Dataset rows

----------------

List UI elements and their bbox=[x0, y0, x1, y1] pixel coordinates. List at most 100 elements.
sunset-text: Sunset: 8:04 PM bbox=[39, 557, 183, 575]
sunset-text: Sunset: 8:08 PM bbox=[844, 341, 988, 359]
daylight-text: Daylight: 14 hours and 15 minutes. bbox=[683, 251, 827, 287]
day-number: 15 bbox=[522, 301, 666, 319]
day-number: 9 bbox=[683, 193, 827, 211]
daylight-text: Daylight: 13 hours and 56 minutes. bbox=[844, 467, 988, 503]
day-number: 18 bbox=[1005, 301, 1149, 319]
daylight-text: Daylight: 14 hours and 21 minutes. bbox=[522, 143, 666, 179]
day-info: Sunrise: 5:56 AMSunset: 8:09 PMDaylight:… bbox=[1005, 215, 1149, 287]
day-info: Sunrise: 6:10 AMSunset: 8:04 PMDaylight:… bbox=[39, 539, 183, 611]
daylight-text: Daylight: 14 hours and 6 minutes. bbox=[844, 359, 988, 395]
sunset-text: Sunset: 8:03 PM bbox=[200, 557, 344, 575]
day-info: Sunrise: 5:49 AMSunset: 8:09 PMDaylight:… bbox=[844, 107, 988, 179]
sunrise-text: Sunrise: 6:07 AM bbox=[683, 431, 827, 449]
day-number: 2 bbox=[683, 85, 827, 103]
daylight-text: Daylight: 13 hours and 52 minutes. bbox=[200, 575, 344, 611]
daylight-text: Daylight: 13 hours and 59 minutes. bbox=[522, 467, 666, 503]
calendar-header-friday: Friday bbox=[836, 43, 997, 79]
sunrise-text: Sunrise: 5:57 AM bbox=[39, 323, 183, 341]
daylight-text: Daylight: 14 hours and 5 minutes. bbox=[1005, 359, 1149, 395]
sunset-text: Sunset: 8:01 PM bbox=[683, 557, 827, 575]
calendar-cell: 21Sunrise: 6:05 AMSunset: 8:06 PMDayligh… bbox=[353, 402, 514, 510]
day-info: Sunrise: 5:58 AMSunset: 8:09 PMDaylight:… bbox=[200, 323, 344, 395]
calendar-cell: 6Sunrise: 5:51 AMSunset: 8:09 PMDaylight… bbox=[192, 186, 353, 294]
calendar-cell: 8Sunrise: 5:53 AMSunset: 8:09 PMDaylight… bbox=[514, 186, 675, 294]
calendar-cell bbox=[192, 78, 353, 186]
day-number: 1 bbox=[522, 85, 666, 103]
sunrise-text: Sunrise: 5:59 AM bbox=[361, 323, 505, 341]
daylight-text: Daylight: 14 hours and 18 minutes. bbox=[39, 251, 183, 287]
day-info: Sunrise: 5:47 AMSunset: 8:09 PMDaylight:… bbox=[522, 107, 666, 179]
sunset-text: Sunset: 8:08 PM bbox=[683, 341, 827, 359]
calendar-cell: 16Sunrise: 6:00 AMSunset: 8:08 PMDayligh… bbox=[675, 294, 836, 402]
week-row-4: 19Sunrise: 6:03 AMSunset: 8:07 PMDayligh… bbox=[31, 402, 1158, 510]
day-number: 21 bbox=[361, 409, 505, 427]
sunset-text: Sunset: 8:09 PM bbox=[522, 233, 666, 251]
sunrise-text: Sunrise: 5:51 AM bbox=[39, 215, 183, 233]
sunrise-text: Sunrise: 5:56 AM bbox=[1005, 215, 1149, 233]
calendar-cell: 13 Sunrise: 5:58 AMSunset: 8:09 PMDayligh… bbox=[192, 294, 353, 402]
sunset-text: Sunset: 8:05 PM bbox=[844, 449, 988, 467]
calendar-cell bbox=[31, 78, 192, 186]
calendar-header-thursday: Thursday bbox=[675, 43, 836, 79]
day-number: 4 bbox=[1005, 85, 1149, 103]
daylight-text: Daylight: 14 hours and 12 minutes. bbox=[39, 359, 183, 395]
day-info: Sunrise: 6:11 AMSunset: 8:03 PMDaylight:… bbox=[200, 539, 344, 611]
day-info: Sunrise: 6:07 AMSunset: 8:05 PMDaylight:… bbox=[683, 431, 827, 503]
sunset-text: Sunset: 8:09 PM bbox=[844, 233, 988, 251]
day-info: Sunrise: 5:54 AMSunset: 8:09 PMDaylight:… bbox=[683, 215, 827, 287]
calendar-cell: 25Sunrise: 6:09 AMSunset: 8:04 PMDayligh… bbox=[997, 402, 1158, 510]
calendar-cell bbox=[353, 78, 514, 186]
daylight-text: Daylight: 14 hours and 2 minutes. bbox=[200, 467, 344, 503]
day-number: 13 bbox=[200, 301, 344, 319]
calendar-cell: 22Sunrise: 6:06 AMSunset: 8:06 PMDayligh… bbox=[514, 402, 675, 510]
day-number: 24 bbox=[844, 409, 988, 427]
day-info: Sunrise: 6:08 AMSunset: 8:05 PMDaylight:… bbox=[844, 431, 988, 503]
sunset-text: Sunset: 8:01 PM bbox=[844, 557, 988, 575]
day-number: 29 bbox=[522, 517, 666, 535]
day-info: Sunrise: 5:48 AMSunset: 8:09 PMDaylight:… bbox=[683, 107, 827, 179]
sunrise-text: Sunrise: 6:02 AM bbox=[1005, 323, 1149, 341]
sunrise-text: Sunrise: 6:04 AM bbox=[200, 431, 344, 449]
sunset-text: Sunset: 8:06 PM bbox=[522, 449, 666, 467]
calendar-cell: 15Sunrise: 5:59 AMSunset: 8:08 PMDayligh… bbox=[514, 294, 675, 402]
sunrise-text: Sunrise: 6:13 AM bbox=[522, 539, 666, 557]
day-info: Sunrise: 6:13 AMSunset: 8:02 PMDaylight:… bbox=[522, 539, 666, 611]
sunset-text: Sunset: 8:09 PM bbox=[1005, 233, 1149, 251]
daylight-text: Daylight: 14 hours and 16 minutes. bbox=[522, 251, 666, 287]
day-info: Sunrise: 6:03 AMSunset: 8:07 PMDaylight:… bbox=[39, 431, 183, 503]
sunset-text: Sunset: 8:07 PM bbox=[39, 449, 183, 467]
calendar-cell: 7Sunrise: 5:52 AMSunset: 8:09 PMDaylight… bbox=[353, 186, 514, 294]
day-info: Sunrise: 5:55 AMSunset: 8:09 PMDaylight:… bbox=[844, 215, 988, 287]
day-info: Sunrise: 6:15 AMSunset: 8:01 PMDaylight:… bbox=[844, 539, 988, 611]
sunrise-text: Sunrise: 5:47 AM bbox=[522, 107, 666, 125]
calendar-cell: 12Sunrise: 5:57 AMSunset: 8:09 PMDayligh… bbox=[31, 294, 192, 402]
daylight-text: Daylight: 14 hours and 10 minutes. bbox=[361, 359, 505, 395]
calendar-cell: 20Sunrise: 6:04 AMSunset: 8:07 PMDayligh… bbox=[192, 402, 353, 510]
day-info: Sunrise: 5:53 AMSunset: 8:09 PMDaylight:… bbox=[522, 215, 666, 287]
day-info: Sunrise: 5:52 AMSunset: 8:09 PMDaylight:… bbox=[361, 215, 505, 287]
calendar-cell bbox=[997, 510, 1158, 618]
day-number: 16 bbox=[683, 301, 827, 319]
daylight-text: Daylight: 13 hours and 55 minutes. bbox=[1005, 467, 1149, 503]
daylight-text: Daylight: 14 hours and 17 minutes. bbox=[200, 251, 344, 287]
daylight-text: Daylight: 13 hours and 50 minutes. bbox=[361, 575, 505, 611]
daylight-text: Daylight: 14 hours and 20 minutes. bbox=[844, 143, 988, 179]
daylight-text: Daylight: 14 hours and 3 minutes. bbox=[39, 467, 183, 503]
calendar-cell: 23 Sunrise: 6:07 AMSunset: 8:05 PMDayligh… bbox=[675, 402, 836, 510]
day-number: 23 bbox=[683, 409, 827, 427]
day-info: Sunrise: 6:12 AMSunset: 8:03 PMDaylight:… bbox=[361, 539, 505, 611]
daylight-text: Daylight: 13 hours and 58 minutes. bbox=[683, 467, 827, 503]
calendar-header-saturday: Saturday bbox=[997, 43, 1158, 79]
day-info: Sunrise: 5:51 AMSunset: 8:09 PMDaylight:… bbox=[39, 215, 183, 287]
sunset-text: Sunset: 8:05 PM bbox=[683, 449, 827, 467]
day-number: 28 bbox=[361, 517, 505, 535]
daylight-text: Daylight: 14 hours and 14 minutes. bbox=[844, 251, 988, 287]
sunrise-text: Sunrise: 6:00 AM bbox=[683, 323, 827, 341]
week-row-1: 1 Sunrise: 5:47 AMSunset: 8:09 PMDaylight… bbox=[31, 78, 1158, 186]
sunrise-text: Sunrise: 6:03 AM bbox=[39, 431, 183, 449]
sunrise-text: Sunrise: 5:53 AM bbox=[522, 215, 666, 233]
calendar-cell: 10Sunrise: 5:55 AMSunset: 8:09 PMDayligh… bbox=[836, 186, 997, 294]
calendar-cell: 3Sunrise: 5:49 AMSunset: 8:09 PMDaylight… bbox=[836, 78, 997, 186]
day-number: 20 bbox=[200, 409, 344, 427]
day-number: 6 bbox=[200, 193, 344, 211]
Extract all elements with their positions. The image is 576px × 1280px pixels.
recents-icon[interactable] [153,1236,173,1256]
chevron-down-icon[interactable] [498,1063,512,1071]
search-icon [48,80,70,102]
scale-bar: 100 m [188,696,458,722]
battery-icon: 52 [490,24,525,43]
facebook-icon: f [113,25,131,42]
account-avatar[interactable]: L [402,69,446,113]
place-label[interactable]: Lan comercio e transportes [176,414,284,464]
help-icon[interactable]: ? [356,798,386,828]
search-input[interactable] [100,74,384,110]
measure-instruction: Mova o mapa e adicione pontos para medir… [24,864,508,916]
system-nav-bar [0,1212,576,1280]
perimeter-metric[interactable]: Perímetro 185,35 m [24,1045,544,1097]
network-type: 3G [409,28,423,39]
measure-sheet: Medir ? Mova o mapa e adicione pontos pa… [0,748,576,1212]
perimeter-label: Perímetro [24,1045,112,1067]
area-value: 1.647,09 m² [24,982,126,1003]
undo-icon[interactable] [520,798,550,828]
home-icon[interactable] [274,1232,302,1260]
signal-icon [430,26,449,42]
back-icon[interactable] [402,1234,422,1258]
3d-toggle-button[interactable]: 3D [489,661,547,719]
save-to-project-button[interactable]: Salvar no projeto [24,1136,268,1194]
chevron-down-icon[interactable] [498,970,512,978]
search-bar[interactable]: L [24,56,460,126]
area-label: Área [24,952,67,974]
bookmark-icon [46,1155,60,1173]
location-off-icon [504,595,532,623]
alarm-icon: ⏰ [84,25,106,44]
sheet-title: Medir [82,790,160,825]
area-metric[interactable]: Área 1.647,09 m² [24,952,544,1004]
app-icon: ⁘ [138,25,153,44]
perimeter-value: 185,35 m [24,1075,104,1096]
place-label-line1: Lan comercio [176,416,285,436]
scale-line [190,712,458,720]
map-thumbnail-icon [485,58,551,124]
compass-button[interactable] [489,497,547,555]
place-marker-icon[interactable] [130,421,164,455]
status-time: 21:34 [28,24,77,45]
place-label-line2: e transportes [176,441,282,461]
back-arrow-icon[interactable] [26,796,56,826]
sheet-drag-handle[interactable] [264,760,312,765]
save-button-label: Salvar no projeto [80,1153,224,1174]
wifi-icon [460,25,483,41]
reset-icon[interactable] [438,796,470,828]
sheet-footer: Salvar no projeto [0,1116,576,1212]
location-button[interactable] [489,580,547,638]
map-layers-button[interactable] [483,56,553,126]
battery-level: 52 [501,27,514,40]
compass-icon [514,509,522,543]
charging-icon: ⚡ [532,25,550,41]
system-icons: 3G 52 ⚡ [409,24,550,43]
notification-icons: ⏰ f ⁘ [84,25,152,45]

----------------

▸ The problem: Write out everything from the start of the records down to the line containing "sunrise-text: Sunrise: 6:07", including that line. Reproduce each line character for character.

▸ Full response:
List UI elements and their bbox=[x0, y0, x1, y1] pixel coordinates. List at most 100 elements.
sunset-text: Sunset: 8:04 PM bbox=[39, 557, 183, 575]
sunset-text: Sunset: 8:08 PM bbox=[844, 341, 988, 359]
daylight-text: Daylight: 14 hours and 15 minutes. bbox=[683, 251, 827, 287]
day-number: 15 bbox=[522, 301, 666, 319]
day-number: 9 bbox=[683, 193, 827, 211]
daylight-text: Daylight: 13 hours and 56 minutes. bbox=[844, 467, 988, 503]
day-number: 18 bbox=[1005, 301, 1149, 319]
daylight-text: Daylight: 14 hours and 21 minutes. bbox=[522, 143, 666, 179]
day-info: Sunrise: 5:56 AMSunset: 8:09 PMDaylight:… bbox=[1005, 215, 1149, 287]
day-info: Sunrise: 6:10 AMSunset: 8:04 PMDaylight:… bbox=[39, 539, 183, 611]
daylight-text: Daylight: 14 hours and 6 minutes. bbox=[844, 359, 988, 395]
sunset-text: Sunset: 8:03 PM bbox=[200, 557, 344, 575]
day-info: Sunrise: 5:49 AMSunset: 8:09 PMDaylight:… bbox=[844, 107, 988, 179]
sunrise-text: Sunrise: 6:07 AM bbox=[683, 431, 827, 449]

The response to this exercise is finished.